> _REQUIREMENT_: Read the entries below and pull out each line with the string "JSON".

> _DATA SUPPLIED_:
=====

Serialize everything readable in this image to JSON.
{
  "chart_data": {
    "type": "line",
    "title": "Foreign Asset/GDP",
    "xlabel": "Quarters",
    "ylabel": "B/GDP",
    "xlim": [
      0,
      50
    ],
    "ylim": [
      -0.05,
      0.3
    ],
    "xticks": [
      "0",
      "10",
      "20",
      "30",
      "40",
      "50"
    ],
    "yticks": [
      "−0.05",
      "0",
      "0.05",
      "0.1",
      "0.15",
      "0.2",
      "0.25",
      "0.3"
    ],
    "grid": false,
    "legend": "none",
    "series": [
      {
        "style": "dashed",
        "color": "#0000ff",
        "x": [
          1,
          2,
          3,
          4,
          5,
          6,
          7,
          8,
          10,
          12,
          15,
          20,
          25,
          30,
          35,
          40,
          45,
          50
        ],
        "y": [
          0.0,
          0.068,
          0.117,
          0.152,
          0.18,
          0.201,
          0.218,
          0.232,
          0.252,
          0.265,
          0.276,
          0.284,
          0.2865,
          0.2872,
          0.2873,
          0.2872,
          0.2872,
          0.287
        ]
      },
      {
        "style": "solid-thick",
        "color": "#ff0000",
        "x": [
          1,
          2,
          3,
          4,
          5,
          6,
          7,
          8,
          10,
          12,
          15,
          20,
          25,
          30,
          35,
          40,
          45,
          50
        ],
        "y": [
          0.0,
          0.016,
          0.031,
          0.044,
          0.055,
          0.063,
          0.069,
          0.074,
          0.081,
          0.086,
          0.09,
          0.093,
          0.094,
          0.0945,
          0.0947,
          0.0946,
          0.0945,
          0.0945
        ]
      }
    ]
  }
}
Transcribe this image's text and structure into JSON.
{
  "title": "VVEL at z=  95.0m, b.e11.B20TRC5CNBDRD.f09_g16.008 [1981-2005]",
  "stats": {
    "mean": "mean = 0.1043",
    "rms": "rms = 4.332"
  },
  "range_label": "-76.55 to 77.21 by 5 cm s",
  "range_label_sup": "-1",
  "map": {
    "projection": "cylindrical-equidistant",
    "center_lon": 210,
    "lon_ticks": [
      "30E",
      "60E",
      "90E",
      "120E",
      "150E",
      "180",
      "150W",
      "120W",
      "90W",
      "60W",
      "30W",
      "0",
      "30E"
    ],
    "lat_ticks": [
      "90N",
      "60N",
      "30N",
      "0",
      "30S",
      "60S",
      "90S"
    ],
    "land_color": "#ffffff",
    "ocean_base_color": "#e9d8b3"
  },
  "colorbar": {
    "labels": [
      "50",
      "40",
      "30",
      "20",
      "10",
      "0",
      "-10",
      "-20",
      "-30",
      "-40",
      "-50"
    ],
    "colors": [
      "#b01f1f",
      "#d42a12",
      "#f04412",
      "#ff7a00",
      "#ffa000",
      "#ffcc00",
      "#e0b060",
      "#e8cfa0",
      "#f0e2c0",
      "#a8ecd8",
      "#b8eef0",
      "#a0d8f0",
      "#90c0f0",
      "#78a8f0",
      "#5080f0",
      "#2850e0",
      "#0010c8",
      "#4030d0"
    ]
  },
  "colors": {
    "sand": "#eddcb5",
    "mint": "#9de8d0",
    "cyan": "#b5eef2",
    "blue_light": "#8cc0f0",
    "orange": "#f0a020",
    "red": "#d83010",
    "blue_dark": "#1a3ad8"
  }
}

=====

> _RESPONSE FOR THIS EXERCISE_:
Serialize everything readable in this image to JSON.
Transcribe this image's text and structure into JSON.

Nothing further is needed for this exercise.